> _EXERCISE INSTRUCTIONS_: Revise the lines below so that every occurrence of "interactable" becomes "clickable", with all other text left unchanged. Leave the pictures out of your answer.

⟨

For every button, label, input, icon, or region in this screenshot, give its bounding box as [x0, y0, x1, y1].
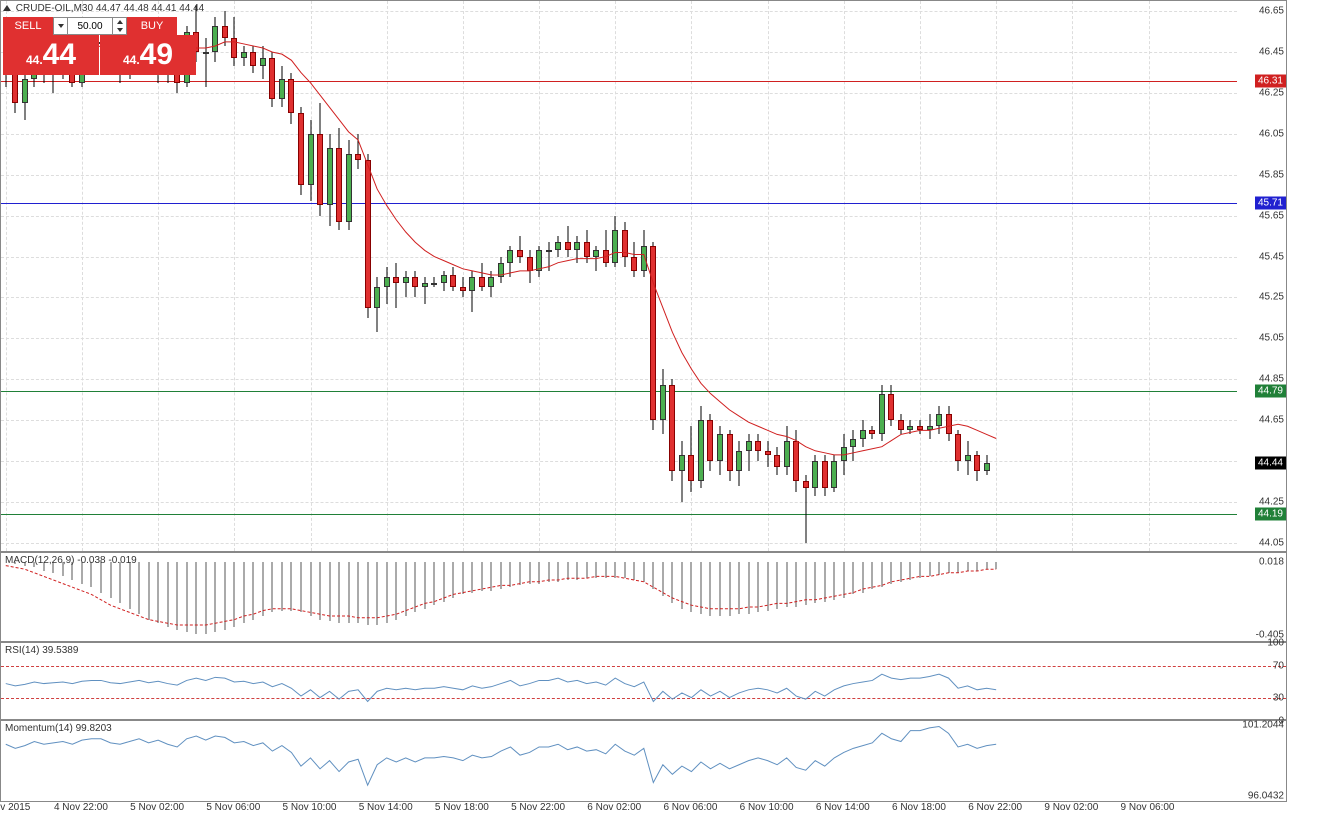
sell-price-box[interactable]: 44. 44: [3, 35, 99, 75]
momentum-y-axis: 101.204496.0432: [1237, 721, 1286, 801]
quantity-input[interactable]: [68, 21, 112, 32]
rsi-title: RSI(14) 39.5389: [5, 645, 78, 656]
title-triangle-icon: [3, 5, 11, 11]
macd-title: MACD(12,26,9) -0.038 -0.019: [5, 555, 137, 566]
sell-price-big: 44: [43, 35, 76, 75]
main-price-chart[interactable]: CRUDE-OIL,M30 44.47 44.48 44.41 44.44 SE…: [0, 0, 1287, 552]
triangle-down-icon: [117, 28, 123, 32]
rsi-panel[interactable]: RSI(14) 39.5389 10070300: [0, 642, 1287, 720]
symbol-label: CRUDE-OIL,M30: [16, 3, 93, 14]
momentum-line: [1, 721, 1288, 803]
buy-price-box[interactable]: 44. 49: [100, 35, 196, 75]
macd-panel[interactable]: MACD(12,26,9) -0.038 -0.019 0.018-0.405: [0, 552, 1287, 642]
quantity-down[interactable]: [112, 26, 126, 34]
rsi-line: [1, 643, 1288, 721]
sell-button[interactable]: SELL: [3, 17, 53, 35]
quantity-dropdown[interactable]: [54, 18, 68, 34]
rsi-y-axis: 10070300: [1237, 643, 1286, 719]
buy-price-big: 49: [140, 35, 173, 75]
ohlc-label: 44.47 44.48 44.41 44.44: [96, 3, 204, 14]
chart-title-bar: CRUDE-OIL,M30 44.47 44.48 44.41 44.44: [3, 3, 204, 14]
momentum-title: Momentum(14) 99.8203: [5, 723, 112, 734]
buy-price-prefix: 44.: [123, 53, 140, 67]
trade-panel: SELL BUY: [3, 17, 177, 35]
quantity-box: [53, 17, 127, 35]
sell-price-prefix: 44.: [26, 53, 43, 67]
momentum-panel[interactable]: Momentum(14) 99.8203 101.204496.0432: [0, 720, 1287, 802]
chevron-down-icon: [58, 24, 64, 28]
quantity-up[interactable]: [112, 18, 126, 26]
quantity-spinner: [112, 18, 126, 34]
price-display-row: 44. 44 44. 49: [3, 35, 196, 75]
triangle-up-icon: [117, 20, 123, 24]
macd-y-axis: 0.018-0.405: [1237, 553, 1286, 641]
time-x-axis: 4 Nov 20154 Nov 22:005 Nov 02:005 Nov 06…: [0, 802, 1287, 822]
buy-button[interactable]: BUY: [127, 17, 177, 35]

⟩

> _COMPLETE OUTPUT_:
For every button, label, input, icon, or region in this screenshot, give its bounding box as [x0, y0, x1, y1].
sell-price-box[clickable]: 44. 44: [3, 35, 99, 75]
momentum-y-axis: 101.204496.0432: [1237, 721, 1286, 801]
quantity-input[clickable]: [68, 21, 112, 32]
rsi-title: RSI(14) 39.5389: [5, 645, 78, 656]
title-triangle-icon: [3, 5, 11, 11]
macd-title: MACD(12,26,9) -0.038 -0.019: [5, 555, 137, 566]
sell-price-big: 44: [43, 35, 76, 75]
main-price-chart[clickable]: CRUDE-OIL,M30 44.47 44.48 44.41 44.44 SE…: [0, 0, 1287, 552]
triangle-down-icon: [117, 28, 123, 32]
rsi-panel[clickable]: RSI(14) 39.5389 10070300: [0, 642, 1287, 720]
symbol-label: CRUDE-OIL,M30: [16, 3, 93, 14]
momentum-line: [1, 721, 1288, 803]
buy-price-box[clickable]: 44. 49: [100, 35, 196, 75]
macd-panel[clickable]: MACD(12,26,9) -0.038 -0.019 0.018-0.405: [0, 552, 1287, 642]
quantity-down[clickable]: [112, 26, 126, 34]
rsi-line: [1, 643, 1288, 721]
sell-button[clickable]: SELL: [3, 17, 53, 35]
quantity-dropdown[clickable]: [54, 18, 68, 34]
rsi-y-axis: 10070300: [1237, 643, 1286, 719]
buy-price-big: 49: [140, 35, 173, 75]
ohlc-label: 44.47 44.48 44.41 44.44: [96, 3, 204, 14]
chart-title-bar: CRUDE-OIL,M30 44.47 44.48 44.41 44.44: [3, 3, 204, 14]
momentum-title: Momentum(14) 99.8203: [5, 723, 112, 734]
buy-price-prefix: 44.: [123, 53, 140, 67]
trade-panel: SELL BUY: [3, 17, 177, 35]
quantity-box: [53, 17, 127, 35]
sell-price-prefix: 44.: [26, 53, 43, 67]
momentum-panel[clickable]: Momentum(14) 99.8203 101.204496.0432: [0, 720, 1287, 802]
chevron-down-icon: [58, 24, 64, 28]
quantity-up[clickable]: [112, 18, 126, 26]
quantity-spinner: [112, 18, 126, 34]
price-display-row: 44. 44 44. 49: [3, 35, 196, 75]
triangle-up-icon: [117, 20, 123, 24]
macd-y-axis: 0.018-0.405: [1237, 553, 1286, 641]
time-x-axis: 4 Nov 20154 Nov 22:005 Nov 02:005 Nov 06…: [0, 802, 1287, 822]
buy-button[clickable]: BUY: [127, 17, 177, 35]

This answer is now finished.